[Start of Data section]

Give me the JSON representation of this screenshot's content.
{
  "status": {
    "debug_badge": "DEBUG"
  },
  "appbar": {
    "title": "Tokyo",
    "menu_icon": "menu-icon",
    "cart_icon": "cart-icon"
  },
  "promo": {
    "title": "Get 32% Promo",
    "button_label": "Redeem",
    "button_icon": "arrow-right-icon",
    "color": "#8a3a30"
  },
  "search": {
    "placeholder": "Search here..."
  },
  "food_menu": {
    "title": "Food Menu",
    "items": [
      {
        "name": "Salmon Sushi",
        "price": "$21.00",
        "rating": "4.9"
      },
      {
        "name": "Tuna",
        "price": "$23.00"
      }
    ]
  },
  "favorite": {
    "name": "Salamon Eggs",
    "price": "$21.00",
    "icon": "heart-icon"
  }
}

[End of Data section]

= Given exercise =
Above are the records. Identify each line that contains the word "name".

= Exercise response =
        "name": "Salmon Sushi",
        "name": "Tuna",
    "name": "Salamon Eggs",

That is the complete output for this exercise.